Return every item below unchanged, character for character, keeping each line as it appears.

** START Recorded information **

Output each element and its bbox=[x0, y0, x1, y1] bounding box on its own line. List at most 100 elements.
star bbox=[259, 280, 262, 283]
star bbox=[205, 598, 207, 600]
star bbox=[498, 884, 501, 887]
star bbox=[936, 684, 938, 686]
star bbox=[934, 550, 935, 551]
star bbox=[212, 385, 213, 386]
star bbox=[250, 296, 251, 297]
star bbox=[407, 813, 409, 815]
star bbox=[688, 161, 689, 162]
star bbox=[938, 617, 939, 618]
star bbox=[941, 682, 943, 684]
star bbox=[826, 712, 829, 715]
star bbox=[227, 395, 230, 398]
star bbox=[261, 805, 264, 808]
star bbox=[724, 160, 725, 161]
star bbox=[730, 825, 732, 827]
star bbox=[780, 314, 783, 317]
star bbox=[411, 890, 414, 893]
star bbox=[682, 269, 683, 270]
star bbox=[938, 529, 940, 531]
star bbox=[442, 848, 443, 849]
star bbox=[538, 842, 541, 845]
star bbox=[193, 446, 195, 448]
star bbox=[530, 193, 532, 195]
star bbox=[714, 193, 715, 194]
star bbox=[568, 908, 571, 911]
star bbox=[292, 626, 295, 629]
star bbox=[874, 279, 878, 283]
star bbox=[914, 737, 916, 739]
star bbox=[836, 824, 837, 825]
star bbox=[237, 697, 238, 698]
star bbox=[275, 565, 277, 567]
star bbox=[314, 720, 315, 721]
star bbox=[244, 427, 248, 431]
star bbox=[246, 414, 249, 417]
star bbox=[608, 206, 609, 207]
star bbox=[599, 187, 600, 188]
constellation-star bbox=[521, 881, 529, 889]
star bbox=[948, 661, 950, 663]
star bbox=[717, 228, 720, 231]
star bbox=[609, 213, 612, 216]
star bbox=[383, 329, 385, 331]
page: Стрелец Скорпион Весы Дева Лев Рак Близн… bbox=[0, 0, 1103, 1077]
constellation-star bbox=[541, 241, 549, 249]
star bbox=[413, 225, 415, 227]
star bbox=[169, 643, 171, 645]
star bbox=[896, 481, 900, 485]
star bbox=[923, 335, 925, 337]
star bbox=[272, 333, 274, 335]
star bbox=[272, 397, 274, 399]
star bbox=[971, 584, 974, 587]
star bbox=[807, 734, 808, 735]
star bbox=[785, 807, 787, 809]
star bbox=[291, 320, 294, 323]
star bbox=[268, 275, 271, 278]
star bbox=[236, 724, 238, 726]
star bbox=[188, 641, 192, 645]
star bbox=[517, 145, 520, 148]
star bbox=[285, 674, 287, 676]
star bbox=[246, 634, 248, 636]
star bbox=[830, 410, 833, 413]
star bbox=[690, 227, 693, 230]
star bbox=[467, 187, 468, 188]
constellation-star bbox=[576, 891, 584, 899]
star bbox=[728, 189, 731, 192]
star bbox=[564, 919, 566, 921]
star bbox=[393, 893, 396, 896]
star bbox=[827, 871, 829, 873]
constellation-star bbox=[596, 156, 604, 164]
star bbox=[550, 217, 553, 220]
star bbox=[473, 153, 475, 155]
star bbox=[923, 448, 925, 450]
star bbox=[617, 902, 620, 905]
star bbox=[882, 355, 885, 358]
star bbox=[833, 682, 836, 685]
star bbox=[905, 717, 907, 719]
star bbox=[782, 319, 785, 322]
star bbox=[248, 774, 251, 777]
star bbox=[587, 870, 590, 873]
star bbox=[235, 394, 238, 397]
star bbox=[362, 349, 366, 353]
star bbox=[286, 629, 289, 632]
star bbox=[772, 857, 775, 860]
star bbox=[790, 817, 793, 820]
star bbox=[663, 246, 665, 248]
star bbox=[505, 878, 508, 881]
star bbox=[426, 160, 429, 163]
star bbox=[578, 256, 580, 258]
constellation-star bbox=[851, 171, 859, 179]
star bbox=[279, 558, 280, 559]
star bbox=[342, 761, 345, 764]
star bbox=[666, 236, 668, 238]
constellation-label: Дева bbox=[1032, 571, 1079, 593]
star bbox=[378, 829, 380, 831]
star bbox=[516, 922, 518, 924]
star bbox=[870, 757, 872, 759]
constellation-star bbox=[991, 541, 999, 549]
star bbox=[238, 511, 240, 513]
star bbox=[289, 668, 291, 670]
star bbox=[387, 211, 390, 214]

** END Recorded information **

Solution for this task ->
Output each element and its bbox=[x0, y0, x1, y1] bounding box on its own line. List at most 100 elements.
star bbox=[259, 280, 262, 283]
star bbox=[205, 598, 207, 600]
star bbox=[498, 884, 501, 887]
star bbox=[936, 684, 938, 686]
star bbox=[934, 550, 935, 551]
star bbox=[212, 385, 213, 386]
star bbox=[250, 296, 251, 297]
star bbox=[407, 813, 409, 815]
star bbox=[688, 161, 689, 162]
star bbox=[938, 617, 939, 618]
star bbox=[941, 682, 943, 684]
star bbox=[826, 712, 829, 715]
star bbox=[227, 395, 230, 398]
star bbox=[261, 805, 264, 808]
star bbox=[724, 160, 725, 161]
star bbox=[730, 825, 732, 827]
star bbox=[780, 314, 783, 317]
star bbox=[411, 890, 414, 893]
star bbox=[682, 269, 683, 270]
star bbox=[938, 529, 940, 531]
star bbox=[442, 848, 443, 849]
star bbox=[538, 842, 541, 845]
star bbox=[193, 446, 195, 448]
star bbox=[530, 193, 532, 195]
star bbox=[714, 193, 715, 194]
star bbox=[568, 908, 571, 911]
star bbox=[292, 626, 295, 629]
star bbox=[874, 279, 878, 283]
star bbox=[914, 737, 916, 739]
star bbox=[836, 824, 837, 825]
star bbox=[237, 697, 238, 698]
star bbox=[275, 565, 277, 567]
star bbox=[314, 720, 315, 721]
star bbox=[244, 427, 248, 431]
star bbox=[246, 414, 249, 417]
star bbox=[608, 206, 609, 207]
star bbox=[599, 187, 600, 188]
constellation-star bbox=[521, 881, 529, 889]
star bbox=[948, 661, 950, 663]
star bbox=[717, 228, 720, 231]
star bbox=[609, 213, 612, 216]
star bbox=[383, 329, 385, 331]
page: Стрелец Скорпион Весы Дева Лев Рак Близн… bbox=[0, 0, 1103, 1077]
constellation-star bbox=[541, 241, 549, 249]
star bbox=[413, 225, 415, 227]
star bbox=[169, 643, 171, 645]
star bbox=[896, 481, 900, 485]
star bbox=[923, 335, 925, 337]
star bbox=[272, 333, 274, 335]
star bbox=[272, 397, 274, 399]
star bbox=[971, 584, 974, 587]
star bbox=[807, 734, 808, 735]
star bbox=[785, 807, 787, 809]
star bbox=[291, 320, 294, 323]
star bbox=[268, 275, 271, 278]
star bbox=[236, 724, 238, 726]
star bbox=[188, 641, 192, 645]
star bbox=[517, 145, 520, 148]
star bbox=[285, 674, 287, 676]
star bbox=[246, 634, 248, 636]
star bbox=[830, 410, 833, 413]
star bbox=[690, 227, 693, 230]
star bbox=[467, 187, 468, 188]
constellation-star bbox=[576, 891, 584, 899]
star bbox=[728, 189, 731, 192]
star bbox=[564, 919, 566, 921]
star bbox=[393, 893, 396, 896]
star bbox=[827, 871, 829, 873]
constellation-star bbox=[596, 156, 604, 164]
star bbox=[550, 217, 553, 220]
star bbox=[473, 153, 475, 155]
star bbox=[923, 448, 925, 450]
star bbox=[617, 902, 620, 905]
star bbox=[882, 355, 885, 358]
star bbox=[833, 682, 836, 685]
star bbox=[905, 717, 907, 719]
star bbox=[782, 319, 785, 322]
star bbox=[248, 774, 251, 777]
star bbox=[587, 870, 590, 873]
star bbox=[235, 394, 238, 397]
star bbox=[362, 349, 366, 353]
star bbox=[286, 629, 289, 632]
star bbox=[772, 857, 775, 860]
star bbox=[790, 817, 793, 820]
star bbox=[663, 246, 665, 248]
star bbox=[505, 878, 508, 881]
star bbox=[426, 160, 429, 163]
star bbox=[578, 256, 580, 258]
constellation-star bbox=[851, 171, 859, 179]
star bbox=[279, 558, 280, 559]
star bbox=[342, 761, 345, 764]
star bbox=[666, 236, 668, 238]
constellation-label: Дева bbox=[1032, 571, 1079, 593]
star bbox=[378, 829, 380, 831]
star bbox=[516, 922, 518, 924]
star bbox=[870, 757, 872, 759]
constellation-star bbox=[991, 541, 999, 549]
star bbox=[238, 511, 240, 513]
star bbox=[289, 668, 291, 670]
star bbox=[387, 211, 390, 214]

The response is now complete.